◆ **DIRECTIVE**
Every record must be repeated exactly, with no omission.
>> Begin
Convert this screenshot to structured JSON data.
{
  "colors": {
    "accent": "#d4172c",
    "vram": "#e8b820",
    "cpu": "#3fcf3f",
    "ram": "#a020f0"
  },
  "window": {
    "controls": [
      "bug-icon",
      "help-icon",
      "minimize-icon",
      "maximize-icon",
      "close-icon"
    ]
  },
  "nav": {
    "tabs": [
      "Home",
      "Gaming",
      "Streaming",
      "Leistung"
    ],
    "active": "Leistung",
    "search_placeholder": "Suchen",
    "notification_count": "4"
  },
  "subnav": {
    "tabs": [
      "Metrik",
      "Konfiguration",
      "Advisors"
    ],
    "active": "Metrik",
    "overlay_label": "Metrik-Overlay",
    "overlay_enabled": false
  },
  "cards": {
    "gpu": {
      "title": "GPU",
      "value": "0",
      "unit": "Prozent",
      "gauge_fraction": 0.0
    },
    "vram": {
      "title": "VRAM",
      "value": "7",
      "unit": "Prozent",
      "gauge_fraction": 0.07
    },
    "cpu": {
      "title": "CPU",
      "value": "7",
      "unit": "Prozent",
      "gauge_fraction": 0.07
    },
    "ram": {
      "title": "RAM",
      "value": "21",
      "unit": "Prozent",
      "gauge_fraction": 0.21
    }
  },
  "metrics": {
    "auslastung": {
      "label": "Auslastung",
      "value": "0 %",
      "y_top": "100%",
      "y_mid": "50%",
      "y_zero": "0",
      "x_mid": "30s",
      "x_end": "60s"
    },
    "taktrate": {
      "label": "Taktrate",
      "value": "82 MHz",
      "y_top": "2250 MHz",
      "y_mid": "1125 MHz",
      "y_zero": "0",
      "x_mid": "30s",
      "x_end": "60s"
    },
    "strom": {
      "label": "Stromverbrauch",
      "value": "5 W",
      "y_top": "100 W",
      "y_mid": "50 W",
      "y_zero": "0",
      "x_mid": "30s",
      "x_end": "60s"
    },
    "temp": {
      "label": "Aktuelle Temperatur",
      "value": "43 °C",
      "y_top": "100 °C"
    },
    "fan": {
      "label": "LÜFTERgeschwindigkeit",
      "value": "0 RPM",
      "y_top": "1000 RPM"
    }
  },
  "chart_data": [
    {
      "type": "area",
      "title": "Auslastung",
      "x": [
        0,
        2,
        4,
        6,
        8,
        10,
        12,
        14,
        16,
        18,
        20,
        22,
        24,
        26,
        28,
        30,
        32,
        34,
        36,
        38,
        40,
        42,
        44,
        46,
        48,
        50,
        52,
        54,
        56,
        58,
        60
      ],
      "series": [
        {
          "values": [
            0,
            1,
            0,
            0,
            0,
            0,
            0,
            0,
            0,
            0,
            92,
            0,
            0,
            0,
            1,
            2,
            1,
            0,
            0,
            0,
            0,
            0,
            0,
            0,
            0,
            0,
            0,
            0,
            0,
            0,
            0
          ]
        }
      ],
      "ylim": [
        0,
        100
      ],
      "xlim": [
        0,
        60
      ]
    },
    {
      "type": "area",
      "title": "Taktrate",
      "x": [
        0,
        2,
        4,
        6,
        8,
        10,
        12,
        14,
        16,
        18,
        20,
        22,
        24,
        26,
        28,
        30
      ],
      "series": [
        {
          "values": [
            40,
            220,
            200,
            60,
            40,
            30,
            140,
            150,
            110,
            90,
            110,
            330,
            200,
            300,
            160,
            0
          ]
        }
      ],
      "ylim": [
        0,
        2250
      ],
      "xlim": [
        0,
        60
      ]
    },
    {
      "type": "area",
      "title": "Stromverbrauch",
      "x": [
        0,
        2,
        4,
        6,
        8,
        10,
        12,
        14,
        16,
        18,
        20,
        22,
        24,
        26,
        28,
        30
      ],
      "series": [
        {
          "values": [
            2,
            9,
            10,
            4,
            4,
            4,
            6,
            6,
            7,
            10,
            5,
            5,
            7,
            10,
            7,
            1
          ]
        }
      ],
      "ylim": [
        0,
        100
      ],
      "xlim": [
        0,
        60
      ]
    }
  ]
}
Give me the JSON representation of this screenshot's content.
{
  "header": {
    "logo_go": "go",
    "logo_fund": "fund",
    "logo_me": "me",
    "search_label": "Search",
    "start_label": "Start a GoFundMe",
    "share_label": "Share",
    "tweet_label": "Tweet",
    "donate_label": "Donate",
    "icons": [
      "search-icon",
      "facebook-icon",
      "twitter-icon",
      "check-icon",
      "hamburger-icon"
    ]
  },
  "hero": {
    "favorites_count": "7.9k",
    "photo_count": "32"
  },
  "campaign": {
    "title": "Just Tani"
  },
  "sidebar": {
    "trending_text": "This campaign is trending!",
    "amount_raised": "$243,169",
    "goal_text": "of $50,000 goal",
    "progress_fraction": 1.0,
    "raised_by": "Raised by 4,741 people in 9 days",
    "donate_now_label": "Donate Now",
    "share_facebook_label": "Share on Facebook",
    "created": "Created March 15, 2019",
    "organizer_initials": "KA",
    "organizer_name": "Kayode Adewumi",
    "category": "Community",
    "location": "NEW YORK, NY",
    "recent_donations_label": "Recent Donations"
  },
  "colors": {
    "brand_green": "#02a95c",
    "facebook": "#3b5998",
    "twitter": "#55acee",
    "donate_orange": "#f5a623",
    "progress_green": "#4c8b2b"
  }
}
>> End
◆ **SOLVED EXERCISE**
Convert this screenshot to structured JSON data.
{
  "colors": {
    "accent": "#d4172c",
    "vram": "#e8b820",
    "cpu": "#3fcf3f",
    "ram": "#a020f0"
  },
  "window": {
    "controls": [
      "bug-icon",
      "help-icon",
      "minimize-icon",
      "maximize-icon",
      "close-icon"
    ]
  },
  "nav": {
    "tabs": [
      "Home",
      "Gaming",
      "Streaming",
      "Leistung"
    ],
    "active": "Leistung",
    "search_placeholder": "Suchen",
    "notification_count": "4"
  },
  "subnav": {
    "tabs": [
      "Metrik",
      "Konfiguration",
      "Advisors"
    ],
    "active": "Metrik",
    "overlay_label": "Metrik-Overlay",
    "overlay_enabled": false
  },
  "cards": {
    "gpu": {
      "title": "GPU",
      "value": "0",
      "unit": "Prozent",
      "gauge_fraction": 0.0
    },
    "vram": {
      "title": "VRAM",
      "value": "7",
      "unit": "Prozent",
      "gauge_fraction": 0.07
    },
    "cpu": {
      "title": "CPU",
      "value": "7",
      "unit": "Prozent",
      "gauge_fraction": 0.07
    },
    "ram": {
      "title": "RAM",
      "value": "21",
      "unit": "Prozent",
      "gauge_fraction": 0.21
    }
  },
  "metrics": {
    "auslastung": {
      "label": "Auslastung",
      "value": "0 %",
      "y_top": "100%",
      "y_mid": "50%",
      "y_zero": "0",
      "x_mid": "30s",
      "x_end": "60s"
    },
    "taktrate": {
      "label": "Taktrate",
      "value": "82 MHz",
      "y_top": "2250 MHz",
      "y_mid": "1125 MHz",
      "y_zero": "0",
      "x_mid": "30s",
      "x_end": "60s"
    },
    "strom": {
      "label": "Stromverbrauch",
      "value": "5 W",
      "y_top": "100 W",
      "y_mid": "50 W",
      "y_zero": "0",
      "x_mid": "30s",
      "x_end": "60s"
    },
    "temp": {
      "label": "Aktuelle Temperatur",
      "value": "43 °C",
      "y_top": "100 °C"
    },
    "fan": {
      "label": "LÜFTERgeschwindigkeit",
      "value": "0 RPM",
      "y_top": "1000 RPM"
    }
  },
  "chart_data": [
    {
      "type": "area",
      "title": "Auslastung",
      "x": [
        0,
        2,
        4,
        6,
        8,
        10,
        12,
        14,
        16,
        18,
        20,
        22,
        24,
        26,
        28,
        30,
        32,
        34,
        36,
        38,
        40,
        42,
        44,
        46,
        48,
        50,
        52,
        54,
        56,
        58,
        60
      ],
      "series": [
        {
          "values": [
            0,
            1,
            0,
            0,
            0,
            0,
            0,
            0,
            0,
            0,
            92,
            0,
            0,
            0,
            1,
            2,
            1,
            0,
            0,
            0,
            0,
            0,
            0,
            0,
            0,
            0,
            0,
            0,
            0,
            0,
            0
          ]
        }
      ],
      "ylim": [
        0,
        100
      ],
      "xlim": [
        0,
        60
      ]
    },
    {
      "type": "area",
      "title": "Taktrate",
      "x": [
        0,
        2,
        4,
        6,
        8,
        10,
        12,
        14,
        16,
        18,
        20,
        22,
        24,
        26,
        28,
        30
      ],
      "series": [
        {
          "values": [
            40,
            220,
            200,
            60,
            40,
            30,
            140,
            150,
            110,
            90,
            110,
            330,
            200,
            300,
            160,
            0
          ]
        }
      ],
      "ylim": [
        0,
        2250
      ],
      "xlim": [
        0,
        60
      ]
    },
    {
      "type": "area",
      "title": "Stromverbrauch",
      "x": [
        0,
        2,
        4,
        6,
        8,
        10,
        12,
        14,
        16,
        18,
        20,
        22,
        24,
        26,
        28,
        30
      ],
      "series": [
        {
          "values": [
            2,
            9,
            10,
            4,
            4,
            4,
            6,
            6,
            7,
            10,
            5,
            5,
            7,
            10,
            7,
            1
          ]
        }
      ],
      "ylim": [
        0,
        100
      ],
      "xlim": [
        0,
        60
      ]
    }
  ]
}
Give me the JSON representation of this screenshot's content.
{
  "header": {
    "logo_go": "go",
    "logo_fund": "fund",
    "logo_me": "me",
    "search_label": "Search",
    "start_label": "Start a GoFundMe",
    "share_label": "Share",
    "tweet_label": "Tweet",
    "donate_label": "Donate",
    "icons": [
      "search-icon",
      "facebook-icon",
      "twitter-icon",
      "check-icon",
      "hamburger-icon"
    ]
  },
  "hero": {
    "favorites_count": "7.9k",
    "photo_count": "32"
  },
  "campaign": {
    "title": "Just Tani"
  },
  "sidebar": {
    "trending_text": "This campaign is trending!",
    "amount_raised": "$243,169",
    "goal_text": "of $50,000 goal",
    "progress_fraction": 1.0,
    "raised_by": "Raised by 4,741 people in 9 days",
    "donate_now_label": "Donate Now",
    "share_facebook_label": "Share on Facebook",
    "created": "Created March 15, 2019",
    "organizer_initials": "KA",
    "organizer_name": "Kayode Adewumi",
    "category": "Community",
    "location": "NEW YORK, NY",
    "recent_donations_label": "Recent Donations"
  },
  "colors": {
    "brand_green": "#02a95c",
    "facebook": "#3b5998",
    "twitter": "#55acee",
    "donate_orange": "#f5a623",
    "progress_green": "#4c8b2b"
  }
}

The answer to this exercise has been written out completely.